● **Requirements**
Tally how many lines include "validation". The number is the whole answer.

● **Supplied records**
..........

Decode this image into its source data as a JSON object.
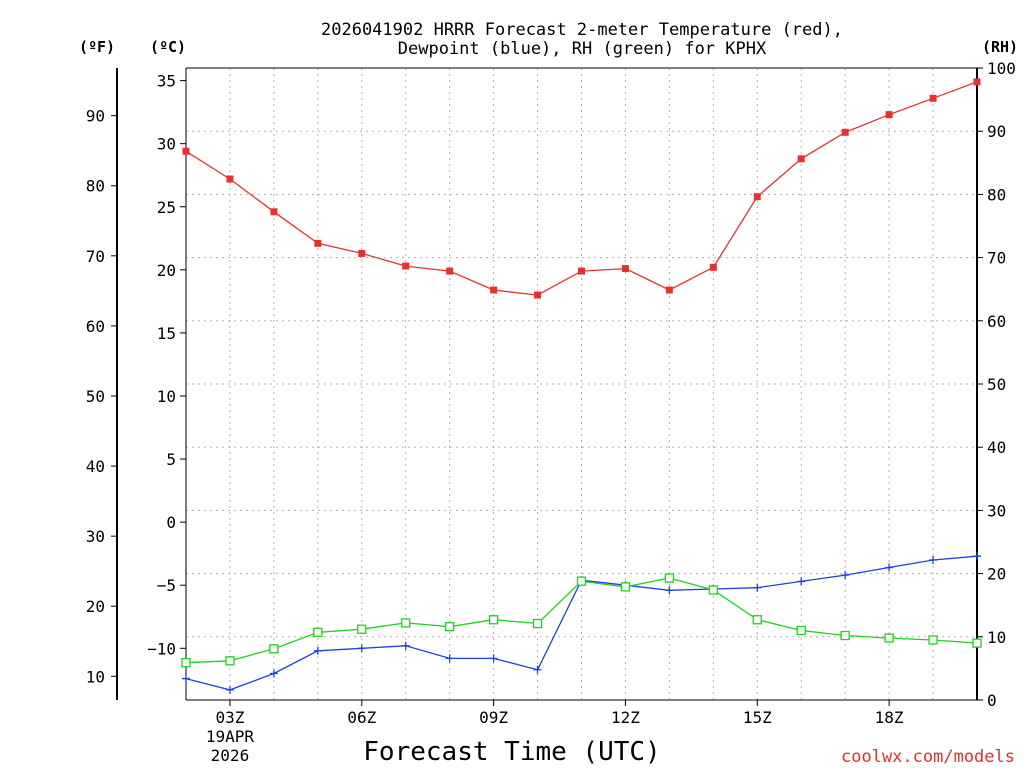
{
  "chart_data": {
    "type": "line",
    "title": "2026041902 HRRR Forecast 2-meter Temperature (red),",
    "subtitle": "Dewpoint (blue), RH (green) for KPHX",
    "xlabel": "Forecast Time (UTC)",
    "credit": "coolwx.com/models",
    "units": {
      "f": "(ºF)",
      "c": "(ºC)",
      "rh": "(RH)"
    },
    "x_hours": [
      2,
      3,
      4,
      5,
      6,
      7,
      8,
      9,
      10,
      11,
      12,
      13,
      14,
      15,
      16,
      17,
      18,
      19,
      20
    ],
    "xlim": [
      2,
      20
    ],
    "x_ticks": [
      {
        "hour": 3,
        "label": "03Z",
        "sub1": "19APR",
        "sub2": "2026"
      },
      {
        "hour": 6,
        "label": "06Z"
      },
      {
        "hour": 9,
        "label": "09Z"
      },
      {
        "hour": 12,
        "label": "12Z"
      },
      {
        "hour": 15,
        "label": "15Z"
      },
      {
        "hour": 18,
        "label": "18Z"
      }
    ],
    "c_axis": {
      "lim": [
        -14.1,
        36
      ],
      "ticks": [
        35,
        30,
        25,
        20,
        15,
        10,
        5,
        0,
        -5,
        -10
      ],
      "labels": [
        "35",
        "30",
        "25",
        "20",
        "15",
        "10",
        "5",
        "0",
        "−5",
        "−10"
      ]
    },
    "f_axis": {
      "ticks": [
        90,
        80,
        70,
        60,
        50,
        40,
        30,
        20,
        10
      ],
      "labels": [
        "90",
        "80",
        "70",
        "60",
        "50",
        "40",
        "30",
        "20",
        "10"
      ]
    },
    "rh_axis": {
      "lim": [
        0,
        100
      ],
      "ticks": [
        100,
        90,
        80,
        70,
        60,
        50,
        40,
        30,
        20,
        10,
        0
      ],
      "labels": [
        "100",
        "90",
        "80",
        "70",
        "60",
        "50",
        "40",
        "30",
        "20",
        "10",
        "0"
      ]
    },
    "series": [
      {
        "name": "Temperature",
        "axis": "c",
        "color": "#e83030",
        "marker": "filled-square",
        "values": [
          29.4,
          27.2,
          24.6,
          22.1,
          21.3,
          20.3,
          19.9,
          18.4,
          18.0,
          19.9,
          20.1,
          18.4,
          20.2,
          25.8,
          28.8,
          30.9,
          32.3,
          33.6,
          34.9
        ]
      },
      {
        "name": "Dewpoint",
        "axis": "c",
        "color": "#2040e0",
        "marker": "plus",
        "values": [
          -12.4,
          -13.3,
          -12.0,
          -10.2,
          -10.0,
          -9.8,
          -10.8,
          -10.8,
          -11.7,
          -4.6,
          -5.0,
          -5.4,
          -5.3,
          -5.2,
          -4.7,
          -4.2,
          -3.6,
          -3.0,
          -2.7
        ]
      },
      {
        "name": "RH",
        "axis": "rh",
        "color": "#20d020",
        "marker": "open-square",
        "values": [
          5.9,
          6.2,
          8.1,
          10.7,
          11.2,
          12.2,
          11.6,
          12.7,
          12.1,
          18.8,
          17.9,
          19.3,
          17.4,
          12.7,
          11.0,
          10.2,
          9.8,
          9.5,
          9.0
        ]
      }
    ]
  }
}
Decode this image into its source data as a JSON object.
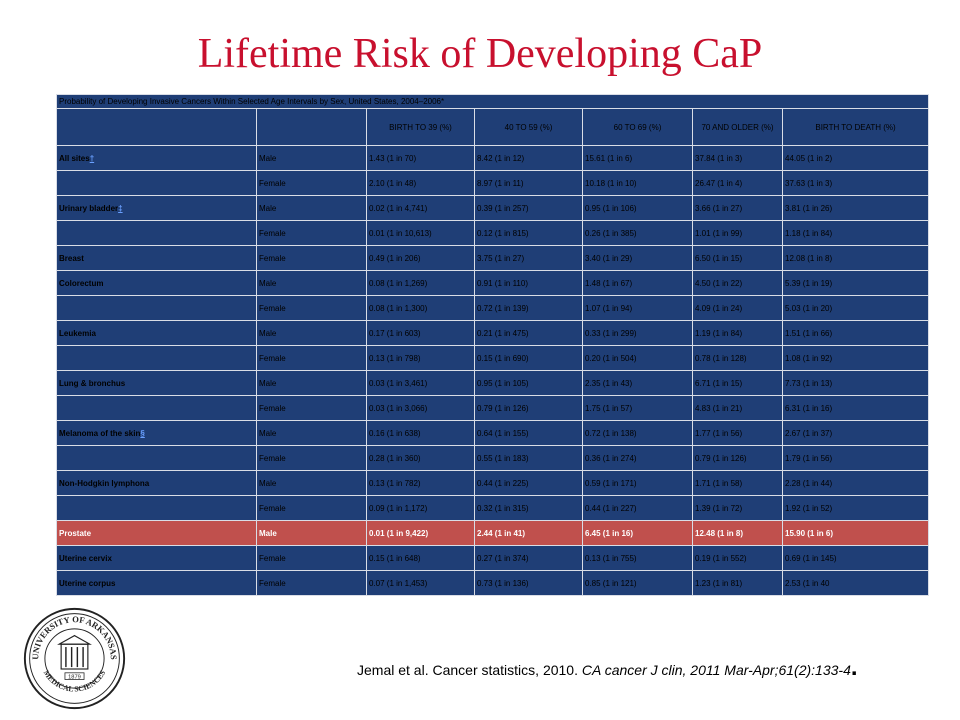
{
  "slide": {
    "title": "Lifetime Risk of Developing CaP",
    "citation": "Jemal et al. Cancer statistics, 2010.",
    "citation_journal": "CA cancer J clin, 2011 Mar-Apr;61(2):133-4",
    "citation_period": ".",
    "logo_text": "UNIVERSITY OF ARKANSAS MEDICAL SCIENCES 1879"
  },
  "table": {
    "caption": "Probability of Developing Invasive Cancers Within Selected Age Intervals by Sex, United States, 2004–2006*",
    "headers": [
      "",
      "",
      "BIRTH TO 39 (%)",
      "40 TO 59 (%)",
      "60 TO 69 (%)",
      "70 AND OLDER (%)",
      "BIRTH TO DEATH (%)"
    ],
    "rows": [
      {
        "site": "All sites",
        "mark": "†",
        "sex": "Male",
        "v": [
          "1.43 (1 in 70)",
          "8.42 (1 in 12)",
          "15.61 (1 in 6)",
          "37.84 (1 in 3)",
          "44.05 (1 in 2)"
        ]
      },
      {
        "site": "",
        "mark": "",
        "sex": "Female",
        "v": [
          "2.10 (1 in 48)",
          "8.97 (1 in 11)",
          "10.18 (1 in 10)",
          "26.47 (1 in 4)",
          "37.63 (1 in 3)"
        ]
      },
      {
        "site": "Urinary bladder",
        "mark": "‡",
        "sex": "Male",
        "v": [
          "0.02 (1 in 4,741)",
          "0.39 (1 in 257)",
          "0.95 (1 in 106)",
          "3.66 (1 in 27)",
          "3.81 (1 in 26)"
        ]
      },
      {
        "site": "",
        "mark": "",
        "sex": "Female",
        "v": [
          "0.01 (1 in 10,613)",
          "0.12 (1 in 815)",
          "0.26 (1 in 385)",
          "1.01 (1 in 99)",
          "1.18 (1 in 84)"
        ]
      },
      {
        "site": "Breast",
        "mark": "",
        "sex": "Female",
        "v": [
          "0.49 (1 in 206)",
          "3.75 (1 in 27)",
          "3.40 (1 in 29)",
          "6.50 (1 in 15)",
          "12.08 (1 in 8)"
        ]
      },
      {
        "site": "Colorectum",
        "mark": "",
        "sex": "Male",
        "v": [
          "0.08 (1 in 1,269)",
          "0.91 (1 in 110)",
          "1.48 (1 in 67)",
          "4.50 (1 in 22)",
          "5.39 (1 in 19)"
        ]
      },
      {
        "site": "",
        "mark": "",
        "sex": "Female",
        "v": [
          "0.08 (1 in 1,300)",
          "0.72 (1 in 139)",
          "1.07 (1 in 94)",
          "4.09 (1 in 24)",
          "5.03 (1 in 20)"
        ]
      },
      {
        "site": "Leukemia",
        "mark": "",
        "sex": "Male",
        "v": [
          "0.17 (1 in 603)",
          "0.21 (1 in 475)",
          "0.33 (1 in 299)",
          "1.19 (1 in 84)",
          "1.51 (1 in 66)"
        ]
      },
      {
        "site": "",
        "mark": "",
        "sex": "Female",
        "v": [
          "0.13 (1 in 798)",
          "0.15 (1 in 690)",
          "0.20 (1 in 504)",
          "0.78 (1 in 128)",
          "1.08 (1 in 92)"
        ]
      },
      {
        "site": "Lung & bronchus",
        "mark": "",
        "sex": "Male",
        "v": [
          "0.03 (1 in 3,461)",
          "0.95 (1 in 105)",
          "2.35 (1 in 43)",
          "6.71 (1 in 15)",
          "7.73 (1 in 13)"
        ]
      },
      {
        "site": "",
        "mark": "",
        "sex": "Female",
        "v": [
          "0.03 (1 in 3,066)",
          "0.79 (1 in 126)",
          "1.75 (1 in 57)",
          "4.83 (1 in 21)",
          "6.31 (1 in 16)"
        ]
      },
      {
        "site": "Melanoma of the skin",
        "mark": "§",
        "sex": "Male",
        "v": [
          "0.16 (1 in 638)",
          "0.64 (1 in 155)",
          "0.72 (1 in 138)",
          "1.77 (1 in 56)",
          "2.67 (1 in 37)"
        ]
      },
      {
        "site": "",
        "mark": "",
        "sex": "Female",
        "v": [
          "0.28 (1 in 360)",
          "0.55 (1 in 183)",
          "0.36 (1 in 274)",
          "0.79 (1 in 126)",
          "1.79 (1 in 56)"
        ]
      },
      {
        "site": "Non-Hodgkin lymphona",
        "mark": "",
        "sex": "Male",
        "v": [
          "0.13 (1 in 782)",
          "0.44 (1 in 225)",
          "0.59 (1 in 171)",
          "1.71 (1 in 58)",
          "2.28 (1 in 44)"
        ]
      },
      {
        "site": "",
        "mark": "",
        "sex": "Female",
        "v": [
          "0.09 (1 in 1,172)",
          "0.32 (1 in 315)",
          "0.44 (1 in 227)",
          "1.39 (1 in 72)",
          "1.92 (1 in 52)"
        ]
      },
      {
        "site": "Prostate",
        "mark": "",
        "sex": "Male",
        "highlight": true,
        "v": [
          "0.01 (1 in 9,422)",
          "2.44 (1 in 41)",
          "6.45 (1 in 16)",
          "12.48 (1 in 8)",
          "15.90 (1 in 6)"
        ]
      },
      {
        "site": "Uterine cervix",
        "mark": "",
        "sex": "Female",
        "v": [
          "0.15 (1 in 648)",
          "0.27 (1 in 374)",
          "0.13 (1 in 755)",
          "0.19 (1 in 552)",
          "0.69 (1 in 145)"
        ]
      },
      {
        "site": "Uterine corpus",
        "mark": "",
        "sex": "Female",
        "v": [
          "0.07 (1 in 1,453)",
          "0.73 (1 in 136)",
          "0.85 (1 in 121)",
          "1.23 (1 in 81)",
          "2.53 (1 in 40"
        ]
      }
    ]
  },
  "colors": {
    "title": "#c8102e",
    "cell_bg": "#1f3e76",
    "highlight_bg": "#c0504d"
  }
}
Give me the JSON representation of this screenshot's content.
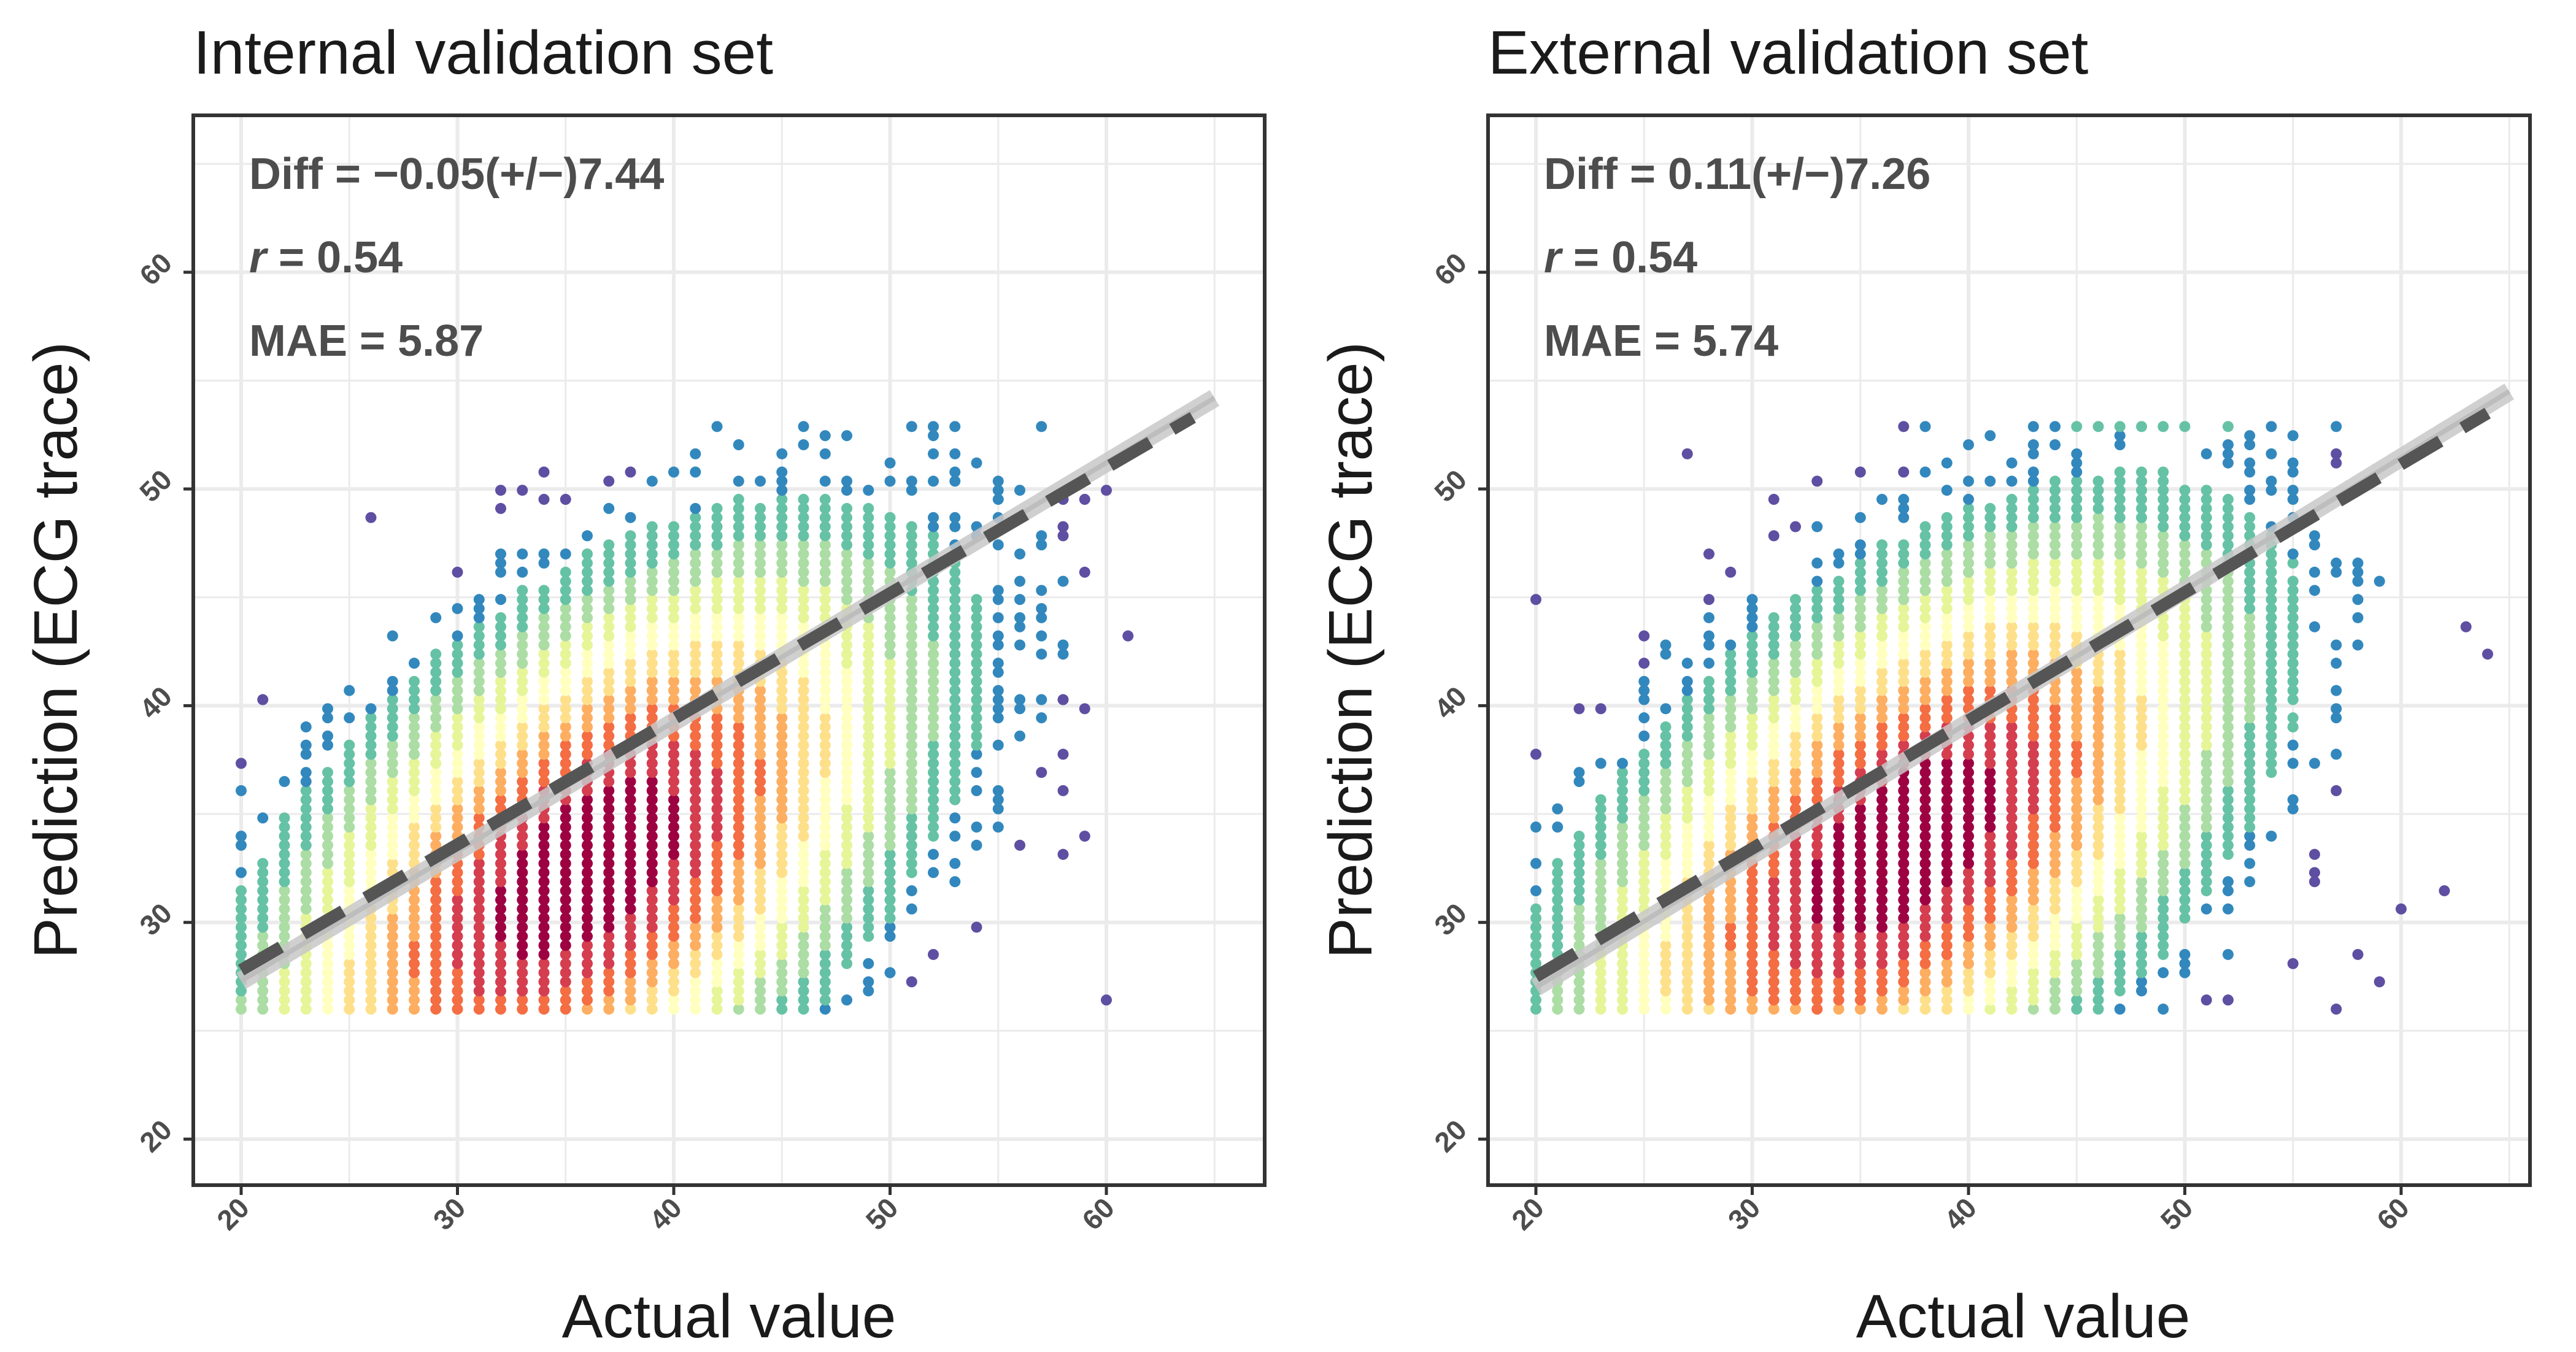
{
  "chart_data": [
    {
      "type": "scatter",
      "title": "Internal validation set",
      "xlabel": "Actual value",
      "ylabel": "Prediction (ECG trace)",
      "xlim": [
        18,
        66
      ],
      "ylim": [
        18,
        66
      ],
      "xticks": [
        "20",
        "30",
        "40",
        "50",
        "60"
      ],
      "yticks": [
        "20",
        "30",
        "40",
        "50",
        "60"
      ],
      "grid": true,
      "color_by": "point density (Spectral palette)",
      "annotations": {
        "diff": "Diff = −0.05(+/−)7.44",
        "r_symbol": "r",
        "r_value": " = 0.54",
        "mae": "MAE = 5.87"
      },
      "x_values_range": [
        20,
        65
      ],
      "y_values_range": [
        26,
        53
      ],
      "density_model": {
        "mean_x": 36,
        "mean_y": 32.5,
        "sd_x": 7.5,
        "sd_y": 7,
        "rho": 0.55
      },
      "fit_line": {
        "x": [
          20,
          64
        ],
        "y": [
          27.8,
          53.3
        ]
      },
      "smooth_line": {
        "x": [
          20,
          65
        ],
        "y": [
          27.3,
          54.2
        ]
      }
    },
    {
      "type": "scatter",
      "title": "External validation set",
      "xlabel": "Actual value",
      "ylabel": "Prediction (ECG trace)",
      "xlim": [
        18,
        65.5
      ],
      "ylim": [
        18,
        66
      ],
      "xticks": [
        "20",
        "30",
        "40",
        "50",
        "60"
      ],
      "yticks": [
        "20",
        "30",
        "40",
        "50",
        "60"
      ],
      "grid": true,
      "color_by": "point density (Spectral palette)",
      "annotations": {
        "diff": "Diff = 0.11(+/−)7.26",
        "r_symbol": "r",
        "r_value": " = 0.54",
        "mae": "MAE = 5.74"
      },
      "x_values_range": [
        20,
        65
      ],
      "y_values_range": [
        26,
        53
      ],
      "density_model": {
        "mean_x": 37,
        "mean_y": 33.5,
        "sd_x": 7.5,
        "sd_y": 7,
        "rho": 0.55
      },
      "fit_line": {
        "x": [
          20,
          64
        ],
        "y": [
          27.5,
          53.5
        ]
      },
      "smooth_line": {
        "x": [
          20,
          65
        ],
        "y": [
          27.0,
          54.5
        ]
      }
    }
  ],
  "palette": [
    "#5E4FA2",
    "#3288BD",
    "#66C2A5",
    "#ABDDA4",
    "#E6F598",
    "#FFFFBF",
    "#FEE08B",
    "#FDAE61",
    "#F46D43",
    "#D53E4F",
    "#9E0142"
  ]
}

..........

● **Result of this task**
2